The request
What is the number of lines that include the word "JSON"? Provide only that figure.

· · · · ·

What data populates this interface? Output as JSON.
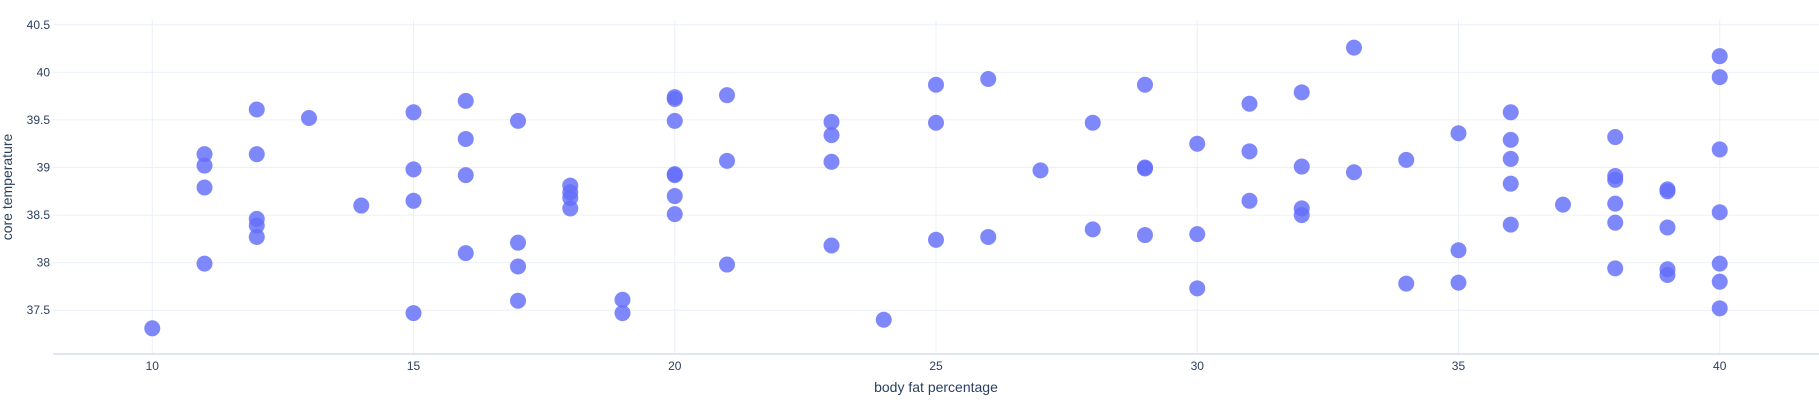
{
  "chart_data": {
    "type": "scatter",
    "title": "",
    "xlabel": "body fat percentage",
    "ylabel": "core temperature",
    "xlim": [
      8.1,
      41.9
    ],
    "ylim": [
      37.04,
      40.55
    ],
    "xticks": [
      10,
      15,
      20,
      25,
      30,
      35,
      40
    ],
    "yticks": [
      37.5,
      38,
      38.5,
      39,
      39.5,
      40,
      40.5
    ],
    "ytick_labels": [
      "37.5",
      "38",
      "38.5",
      "39",
      "39.5",
      "40",
      "40.5"
    ],
    "grid": true,
    "legend": "none",
    "marker_color": "#636efa",
    "points": [
      {
        "x": 10,
        "y": 37.31
      },
      {
        "x": 11,
        "y": 37.99
      },
      {
        "x": 11,
        "y": 38.79
      },
      {
        "x": 11,
        "y": 39.02
      },
      {
        "x": 11,
        "y": 39.14
      },
      {
        "x": 12,
        "y": 38.27
      },
      {
        "x": 12,
        "y": 38.39
      },
      {
        "x": 12,
        "y": 38.46
      },
      {
        "x": 12,
        "y": 39.14
      },
      {
        "x": 12,
        "y": 39.61
      },
      {
        "x": 13,
        "y": 39.52
      },
      {
        "x": 14,
        "y": 38.6
      },
      {
        "x": 15,
        "y": 37.47
      },
      {
        "x": 15,
        "y": 38.65
      },
      {
        "x": 15,
        "y": 38.98
      },
      {
        "x": 15,
        "y": 39.58
      },
      {
        "x": 16,
        "y": 38.1
      },
      {
        "x": 16,
        "y": 38.92
      },
      {
        "x": 16,
        "y": 39.3
      },
      {
        "x": 16,
        "y": 39.7
      },
      {
        "x": 17,
        "y": 37.6
      },
      {
        "x": 17,
        "y": 37.96
      },
      {
        "x": 17,
        "y": 38.21
      },
      {
        "x": 17,
        "y": 39.49
      },
      {
        "x": 18,
        "y": 38.57
      },
      {
        "x": 18,
        "y": 38.68
      },
      {
        "x": 18,
        "y": 38.74
      },
      {
        "x": 18,
        "y": 38.81
      },
      {
        "x": 19,
        "y": 37.47
      },
      {
        "x": 19,
        "y": 37.61
      },
      {
        "x": 20,
        "y": 38.51
      },
      {
        "x": 20,
        "y": 38.7
      },
      {
        "x": 20,
        "y": 38.92
      },
      {
        "x": 20,
        "y": 38.93
      },
      {
        "x": 20,
        "y": 39.49
      },
      {
        "x": 20,
        "y": 39.72
      },
      {
        "x": 20,
        "y": 39.74
      },
      {
        "x": 21,
        "y": 37.98
      },
      {
        "x": 21,
        "y": 39.07
      },
      {
        "x": 21,
        "y": 39.76
      },
      {
        "x": 23,
        "y": 38.18
      },
      {
        "x": 23,
        "y": 39.06
      },
      {
        "x": 23,
        "y": 39.34
      },
      {
        "x": 23,
        "y": 39.48
      },
      {
        "x": 24,
        "y": 37.4
      },
      {
        "x": 25,
        "y": 38.24
      },
      {
        "x": 25,
        "y": 39.47
      },
      {
        "x": 25,
        "y": 39.87
      },
      {
        "x": 26,
        "y": 38.27
      },
      {
        "x": 26,
        "y": 39.93
      },
      {
        "x": 27,
        "y": 38.97
      },
      {
        "x": 28,
        "y": 38.35
      },
      {
        "x": 28,
        "y": 39.47
      },
      {
        "x": 29,
        "y": 38.29
      },
      {
        "x": 29,
        "y": 38.99
      },
      {
        "x": 29,
        "y": 39.0
      },
      {
        "x": 29,
        "y": 39.87
      },
      {
        "x": 30,
        "y": 37.73
      },
      {
        "x": 30,
        "y": 38.3
      },
      {
        "x": 30,
        "y": 39.25
      },
      {
        "x": 31,
        "y": 38.65
      },
      {
        "x": 31,
        "y": 39.17
      },
      {
        "x": 31,
        "y": 39.67
      },
      {
        "x": 32,
        "y": 38.5
      },
      {
        "x": 32,
        "y": 38.57
      },
      {
        "x": 32,
        "y": 39.01
      },
      {
        "x": 32,
        "y": 39.79
      },
      {
        "x": 33,
        "y": 38.95
      },
      {
        "x": 33,
        "y": 40.26
      },
      {
        "x": 34,
        "y": 37.78
      },
      {
        "x": 34,
        "y": 39.08
      },
      {
        "x": 35,
        "y": 37.79
      },
      {
        "x": 35,
        "y": 38.13
      },
      {
        "x": 35,
        "y": 39.36
      },
      {
        "x": 36,
        "y": 38.4
      },
      {
        "x": 36,
        "y": 38.83
      },
      {
        "x": 36,
        "y": 39.09
      },
      {
        "x": 36,
        "y": 39.29
      },
      {
        "x": 36,
        "y": 39.58
      },
      {
        "x": 37,
        "y": 38.61
      },
      {
        "x": 38,
        "y": 37.94
      },
      {
        "x": 38,
        "y": 38.42
      },
      {
        "x": 38,
        "y": 38.62
      },
      {
        "x": 38,
        "y": 38.87
      },
      {
        "x": 38,
        "y": 38.91
      },
      {
        "x": 38,
        "y": 39.32
      },
      {
        "x": 39,
        "y": 37.87
      },
      {
        "x": 39,
        "y": 37.93
      },
      {
        "x": 39,
        "y": 38.37
      },
      {
        "x": 39,
        "y": 38.75
      },
      {
        "x": 39,
        "y": 38.77
      },
      {
        "x": 40,
        "y": 37.52
      },
      {
        "x": 40,
        "y": 37.8
      },
      {
        "x": 40,
        "y": 37.99
      },
      {
        "x": 40,
        "y": 38.53
      },
      {
        "x": 40,
        "y": 39.19
      },
      {
        "x": 40,
        "y": 39.95
      },
      {
        "x": 40,
        "y": 40.17
      }
    ]
  }
}
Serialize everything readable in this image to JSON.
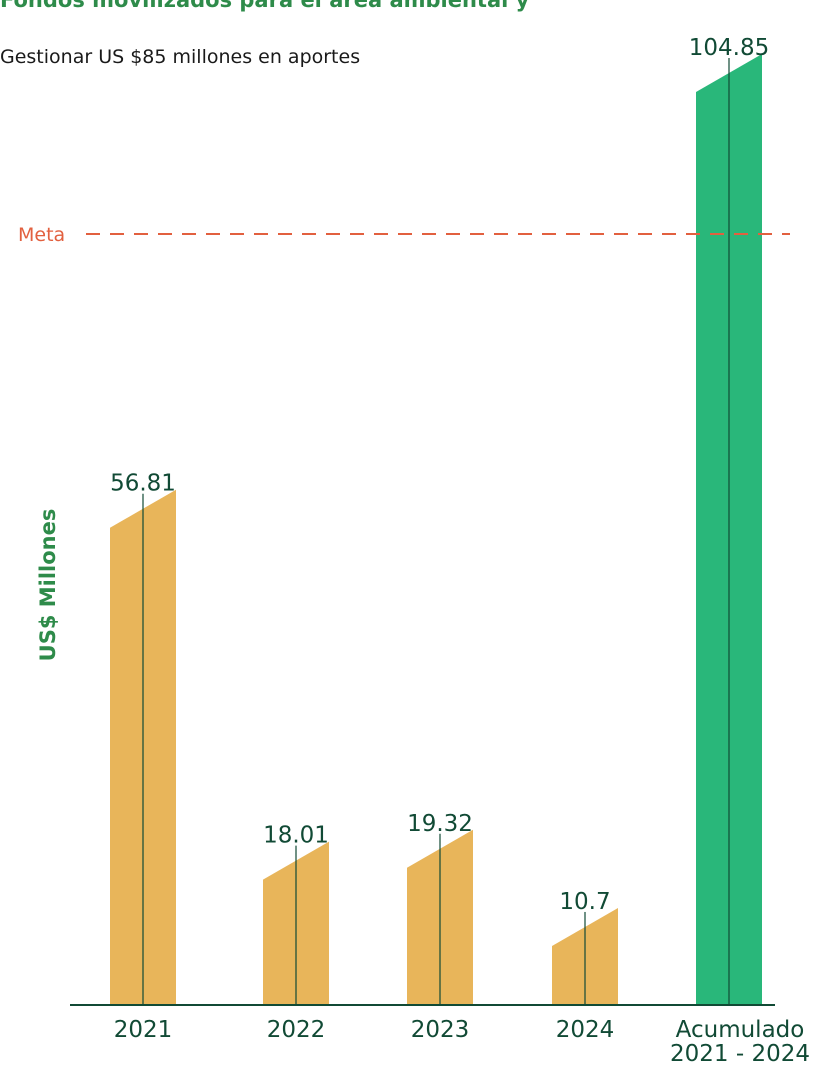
{
  "header": {
    "title": "Fondos movilizados para el área ambiental y",
    "subtitle": "Gestionar US $85 millones en aportes"
  },
  "chart_data": {
    "type": "bar",
    "categories": [
      "2021",
      "2022",
      "2023",
      "2024",
      "Acumulado\n2021 - 2024"
    ],
    "values": [
      56.81,
      18.01,
      19.32,
      10.7,
      104.85
    ],
    "value_labels": [
      "56.81",
      "18.01",
      "19.32",
      "10.7",
      "104.85"
    ],
    "ylabel": "US$ Millones",
    "ylim": [
      0,
      107
    ],
    "reference_line": {
      "label": "Meta",
      "value": 85,
      "color": "#e2603f",
      "style": "dashed"
    },
    "colors": [
      "#e8b55a",
      "#e8b55a",
      "#e8b55a",
      "#e8b55a",
      "#29b77a"
    ],
    "label_color": "#114a35",
    "axis_color": "#114a35",
    "grid": false
  }
}
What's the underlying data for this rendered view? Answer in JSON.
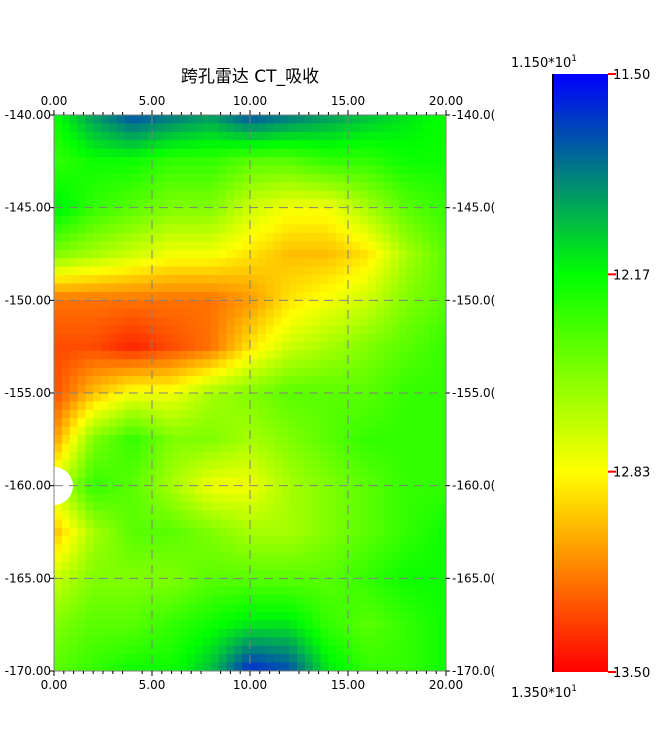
{
  "chart_data": {
    "type": "heatmap",
    "title": "跨孔雷达   CT_吸收",
    "x_ticks": [
      "0.00",
      "5.00",
      "10.00",
      "15.00",
      "20.00"
    ],
    "y_ticks_left": [
      "-140.00",
      "-145.00",
      "-150.00",
      "-155.00",
      "-160.00",
      "-165.00",
      "-170.00"
    ],
    "y_ticks_right": [
      "-140.0(",
      "-145.0(",
      "-150.0(",
      "-155.0(",
      "-160.0(",
      "-165.0(",
      "-170.0("
    ],
    "xlim": [
      0,
      20
    ],
    "ylim": [
      -170,
      -140
    ],
    "grid": true,
    "colorscale": {
      "stops": [
        {
          "value": 11.5,
          "color": "#0000ff"
        },
        {
          "value": 12.17,
          "color": "#00ff00"
        },
        {
          "value": 12.83,
          "color": "#ffff00"
        },
        {
          "value": 13.5,
          "color": "#ff0000"
        }
      ],
      "tick_labels": [
        "11.50",
        "12.17",
        "12.83",
        "13.50"
      ],
      "top_label": {
        "mantissa": "1.150*10",
        "exp": "1"
      },
      "bottom_label": {
        "mantissa": "1.350*10",
        "exp": "1"
      },
      "min": 11.5,
      "max": 13.5
    },
    "blank_region": {
      "x": 0,
      "y": -160,
      "note": "unsampled semicircle at left edge"
    },
    "x": [
      0,
      2,
      4,
      6,
      8,
      10,
      12,
      14,
      16,
      18,
      20
    ],
    "y": [
      -140,
      -142.5,
      -145,
      -147.5,
      -150,
      -152.5,
      -155,
      -157.5,
      -160,
      -162.5,
      -165,
      -167.5,
      -170
    ],
    "z": [
      [
        12.2,
        11.9,
        11.7,
        11.8,
        11.9,
        11.7,
        11.8,
        11.9,
        12.0,
        12.1,
        12.2
      ],
      [
        12.3,
        12.2,
        12.2,
        12.3,
        12.3,
        12.4,
        12.4,
        12.3,
        12.3,
        12.2,
        12.2
      ],
      [
        12.1,
        12.3,
        12.4,
        12.5,
        12.5,
        12.7,
        12.8,
        12.8,
        12.6,
        12.4,
        12.3
      ],
      [
        12.5,
        12.6,
        12.7,
        12.8,
        12.8,
        12.9,
        13.0,
        13.0,
        12.9,
        12.6,
        12.4
      ],
      [
        13.2,
        13.2,
        13.2,
        13.2,
        13.2,
        13.1,
        12.9,
        12.8,
        12.7,
        12.5,
        12.4
      ],
      [
        13.3,
        13.3,
        13.4,
        13.3,
        13.2,
        12.9,
        12.7,
        12.6,
        12.5,
        12.4,
        12.3
      ],
      [
        13.3,
        13.0,
        12.8,
        12.8,
        12.6,
        12.5,
        12.4,
        12.4,
        12.4,
        12.3,
        12.3
      ],
      [
        13.1,
        12.5,
        12.3,
        12.5,
        12.5,
        12.6,
        12.5,
        12.4,
        12.3,
        12.3,
        12.3
      ],
      [
        12.7,
        12.3,
        12.4,
        12.6,
        12.8,
        12.8,
        12.6,
        12.5,
        12.4,
        12.3,
        12.3
      ],
      [
        13.0,
        12.6,
        12.4,
        12.4,
        12.5,
        12.6,
        12.6,
        12.5,
        12.4,
        12.3,
        12.2
      ],
      [
        12.7,
        12.5,
        12.5,
        12.5,
        12.4,
        12.4,
        12.4,
        12.4,
        12.3,
        12.2,
        12.2
      ],
      [
        12.5,
        12.4,
        12.4,
        12.3,
        12.2,
        12.1,
        12.1,
        12.3,
        12.4,
        12.3,
        12.2
      ],
      [
        12.4,
        12.3,
        12.2,
        12.2,
        12.0,
        11.6,
        11.7,
        12.1,
        12.3,
        12.3,
        12.2
      ]
    ]
  }
}
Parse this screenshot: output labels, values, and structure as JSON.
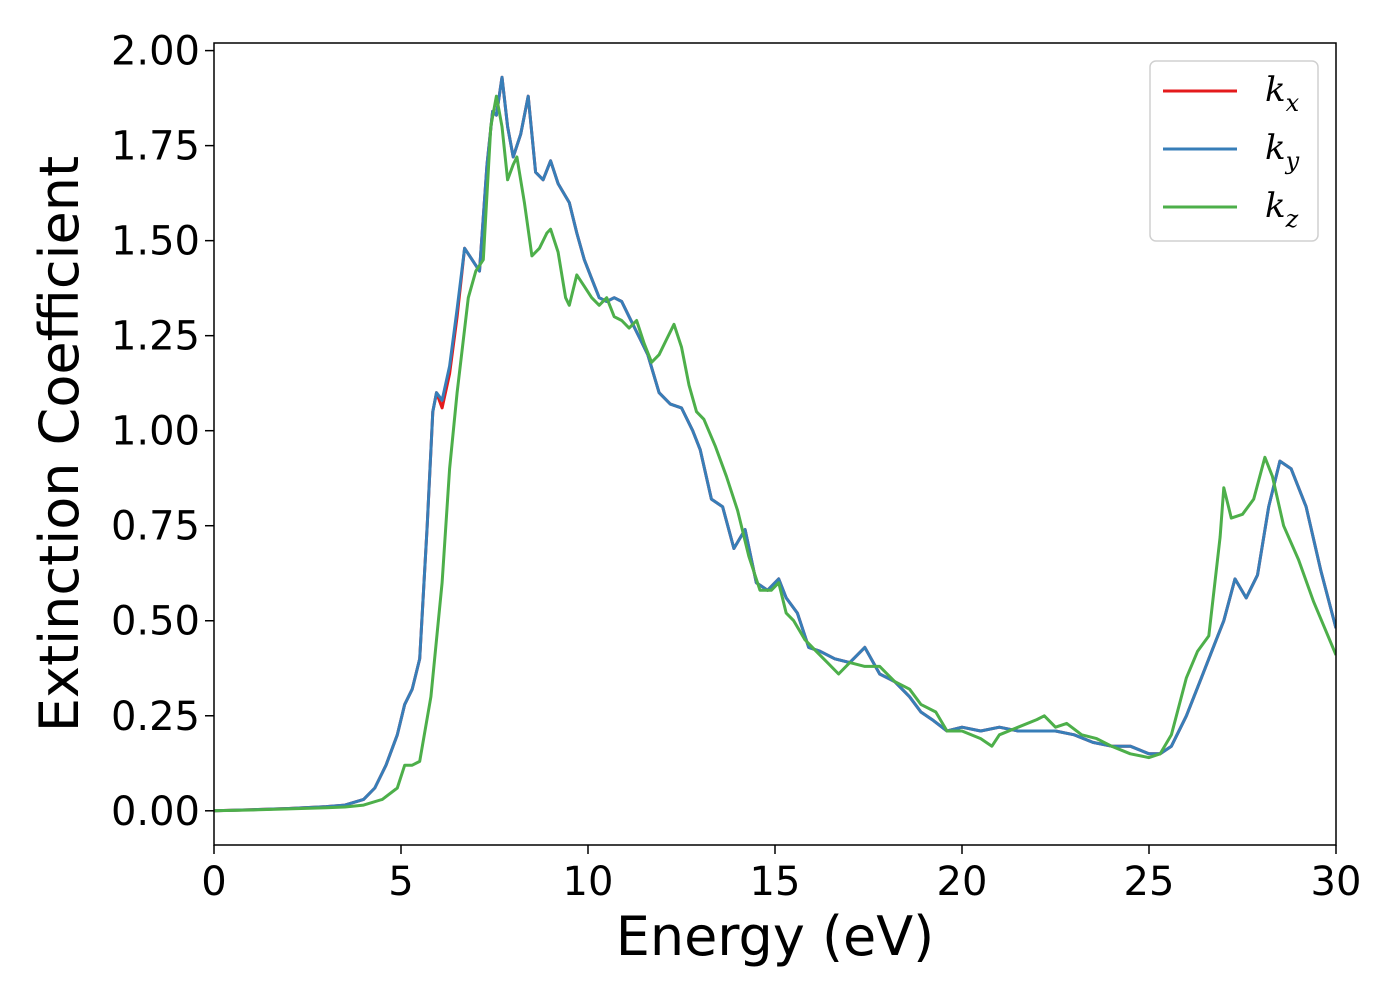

· · · · ·

Result below
4